-- INPUT ROWS start --

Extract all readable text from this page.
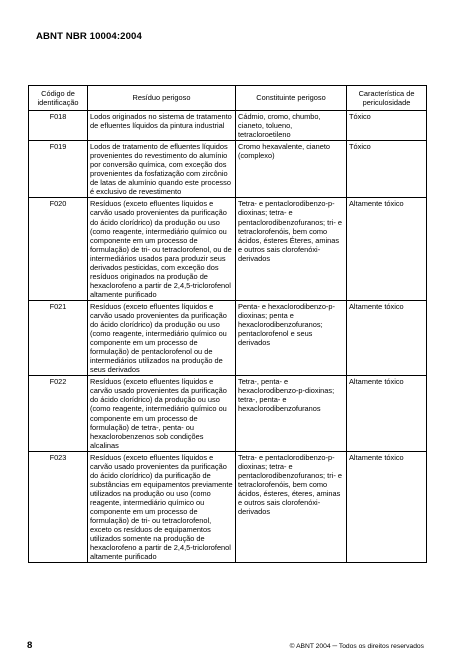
ABNT NBR 10004:2004
Código de identificação	Resíduo perigoso	Constituinte perigoso	Característica de periculosidade
F018	Lodos originados no sistema de tratamento de efluentes líquidos da pintura industrial	Cádmio, cromo, chumbo, cianeto, tolueno, tetracloroetileno	Tóxico
F019	Lodos de tratamento de efluentes líquidos provenientes do revestimento do alumínio por conversão química, com exceção dos provenientes da fosfatização com zircônio de latas de alumínio quando este processo é exclusivo de revestimento	Cromo hexavalente, cianeto (complexo)	Tóxico
F020	Resíduos (exceto efluentes líquidos e carvão usado provenientes da purificação do ácido clorídrico) da produção ou uso (como reagente, intermediário químico ou componente em um processo de formulação) de tri- ou tetraclorofenol, ou de intermediários usados para produzir seus derivados pesticidas, com exceção dos resíduos originados na produção de hexaclorofeno a partir de 2,4,5-triclorofenol altamente purificado	Tetra- e pentaclorodibenzo-p-dioxinas; tetra- e pentaclorodibenzofuranos; tri- e tetraclorofenóis, bem como ácidos, ésteres Éteres, aminas e outros sais clorofenóxi-derivados	Altamente tóxico
F021	Resíduos (exceto efluentes líquidos e carvão usado provenientes da purificação do ácido clorídrico) da produção ou uso (como reagente, intermediário químico ou componente em um processo de formulação) de pentaclorofenol ou de intermediários utilizados na produção de seus derivados	Penta- e hexaclorodibenzo-p-dioxinas; penta e hexaclorodibenzofuranos; pentaclorofenol e seus derivados	Altamente tóxico
F022	Resíduos (exceto efluentes líquidos e carvão usado provenientes da purificação do ácido clorídrico) da produção ou uso (como reagente, intermediário químico ou componente em um processo de formulação) de tetra-, penta- ou hexaclorobenzenos sob condições alcalinas	Tetra-, penta- e hexaclorodibenzo-p-dioxinas; tetra-, penta- e hexaclorodibenzofuranos	Altamente tóxico
F023	Resíduos (exceto efluentes líquidos e carvão usado provenientes da purificação do ácido clorídrico) da purificação de substâncias em equipamentos previamente utilizados na produção ou uso (como reagente, intermediário químico ou componente em um processo de formulação) de tri- ou tetraclorofenol, exceto os resíduos de equipamentos utilizados somente na produção de hexaclorofeno a partir de 2,4,5-triclorofenol altamente purificado	Tetra- e pentaclorodibenzo-p-dioxinas; tetra- e pentaclorodibenzofuranos; tri- e tetraclorofenóis, bem como ácidos, ésteres, éteres, aminas e outros sais clorofenóxi-derivados	Altamente tóxico
8	© ABNT 2004 ─ Todos os direitos reservados
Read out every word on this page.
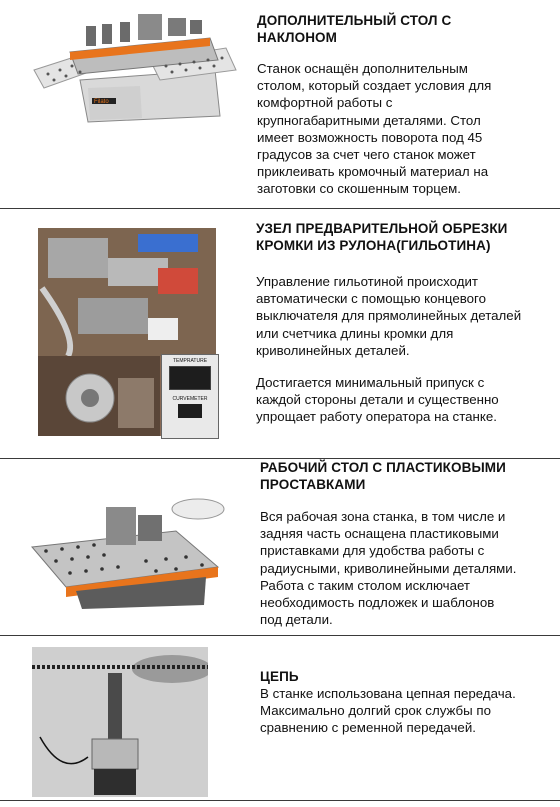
Filato
ДОПОЛНИТЕЛЬНЫЙ СТОЛ С
НАКЛОНОМ
Станок оснащён дополнительным
столом, который создает условия для
комфортной работы с
крупногабаритными деталями. Стол
имеет возможность поворота под 45
градусов за счет чего станок может
приклеивать кромочный материал на
заготовки со скошенным торцем.
TEMPRATURE
CURVEMETER
УЗЕЛ ПРЕДВАРИТЕЛЬНОЙ ОБРЕЗКИ
КРОМКИ ИЗ РУЛОНА(ГИЛЬОТИНА)
Управление гильотиной происходит
автоматически с помощью концевого
выключателя для прямолинейных деталей
или счетчика длины кромки для
криволинейных деталей.
Достигается минимальный припуск с
каждой стороны детали и существенно
упрощает работу оператора на станке.
РАБОЧИЙ СТОЛ С ПЛАСТИКОВЫМИ
ПРОСТАВКАМИ
Вся рабочая зона станка, в том числе и
задняя часть оснащена пластиковыми
приставками для удобства работы с
радиусными, криволинейными деталями.
Работа с таким столом исключает
необходимость подложек и шаблонов
под детали.
ЦЕПЬ
В станке использована цепная передача.
Максимально долгий срок службы по
сравнению с ременной передачей.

-- INPUT ROWS end --

Write the material out again exactly as it appears, dropping the pictures.

■ ANSWER IN FULL:
Extract all readable text from this page.
ABNT NBR 10004:2004
Código de identificação	Resíduo perigoso	Constituinte perigoso	Característica de periculosidade
F018	Lodos originados no sistema de tratamento de efluentes líquidos da pintura industrial	Cádmio, cromo, chumbo, cianeto, tolueno, tetracloroetileno	Tóxico
F019	Lodos de tratamento de efluentes líquidos provenientes do revestimento do alumínio por conversão química, com exceção dos provenientes da fosfatização com zircônio de latas de alumínio quando este processo é exclusivo de revestimento	Cromo hexavalente, cianeto (complexo)	Tóxico
F020	Resíduos (exceto efluentes líquidos e carvão usado provenientes da purificação do ácido clorídrico) da produção ou uso (como reagente, intermediário químico ou componente em um processo de formulação) de tri- ou tetraclorofenol, ou de intermediários usados para produzir seus derivados pesticidas, com exceção dos resíduos originados na produção de hexaclorofeno a partir de 2,4,5-triclorofenol altamente purificado	Tetra- e pentaclorodibenzo-p-dioxinas; tetra- e pentaclorodibenzofuranos; tri- e tetraclorofenóis, bem como ácidos, ésteres Éteres, aminas e outros sais clorofenóxi-derivados	Altamente tóxico
F021	Resíduos (exceto efluentes líquidos e carvão usado provenientes da purificação do ácido clorídrico) da produção ou uso (como reagente, intermediário químico ou componente em um processo de formulação) de pentaclorofenol ou de intermediários utilizados na produção de seus derivados	Penta- e hexaclorodibenzo-p-dioxinas; penta e hexaclorodibenzofuranos; pentaclorofenol e seus derivados	Altamente tóxico
F022	Resíduos (exceto efluentes líquidos e carvão usado provenientes da purificação do ácido clorídrico) da produção ou uso (como reagente, intermediário químico ou componente em um processo de formulação) de tetra-, penta- ou hexaclorobenzenos sob condições alcalinas	Tetra-, penta- e hexaclorodibenzo-p-dioxinas; tetra-, penta- e hexaclorodibenzofuranos	Altamente tóxico
F023	Resíduos (exceto efluentes líquidos e carvão usado provenientes da purificação do ácido clorídrico) da purificação de substâncias em equipamentos previamente utilizados na produção ou uso (como reagente, intermediário químico ou componente em um processo de formulação) de tri- ou tetraclorofenol, exceto os resíduos de equipamentos utilizados somente na produção de hexaclorofeno a partir de 2,4,5-triclorofenol altamente purificado	Tetra- e pentaclorodibenzo-p-dioxinas; tetra- e pentaclorodibenzofuranos; tri- e tetraclorofenóis, bem como ácidos, ésteres, éteres, aminas e outros sais clorofenóxi-derivados	Altamente tóxico
8	© ABNT 2004 ─ Todos os direitos reservados
Read out every word on this page.
Filato
ДОПОЛНИТЕЛЬНЫЙ СТОЛ С
НАКЛОНОМ
Станок оснащён дополнительным
столом, который создает условия для
комфортной работы с
крупногабаритными деталями. Стол
имеет возможность поворота под 45
градусов за счет чего станок может
приклеивать кромочный материал на
заготовки со скошенным торцем.
TEMPRATURE
CURVEMETER
УЗЕЛ ПРЕДВАРИТЕЛЬНОЙ ОБРЕЗКИ
КРОМКИ ИЗ РУЛОНА(ГИЛЬОТИНА)
Управление гильотиной происходит
автоматически с помощью концевого
выключателя для прямолинейных деталей
или счетчика длины кромки для
криволинейных деталей.
Достигается минимальный припуск с
каждой стороны детали и существенно
упрощает работу оператора на станке.
РАБОЧИЙ СТОЛ С ПЛАСТИКОВЫМИ
ПРОСТАВКАМИ
Вся рабочая зона станка, в том числе и
задняя часть оснащена пластиковыми
приставками для удобства работы с
радиусными, криволинейными деталями.
Работа с таким столом исключает
необходимость подложек и шаблонов
под детали.
ЦЕПЬ
В станке использована цепная передача.
Максимально долгий срок службы по
сравнению с ременной передачей.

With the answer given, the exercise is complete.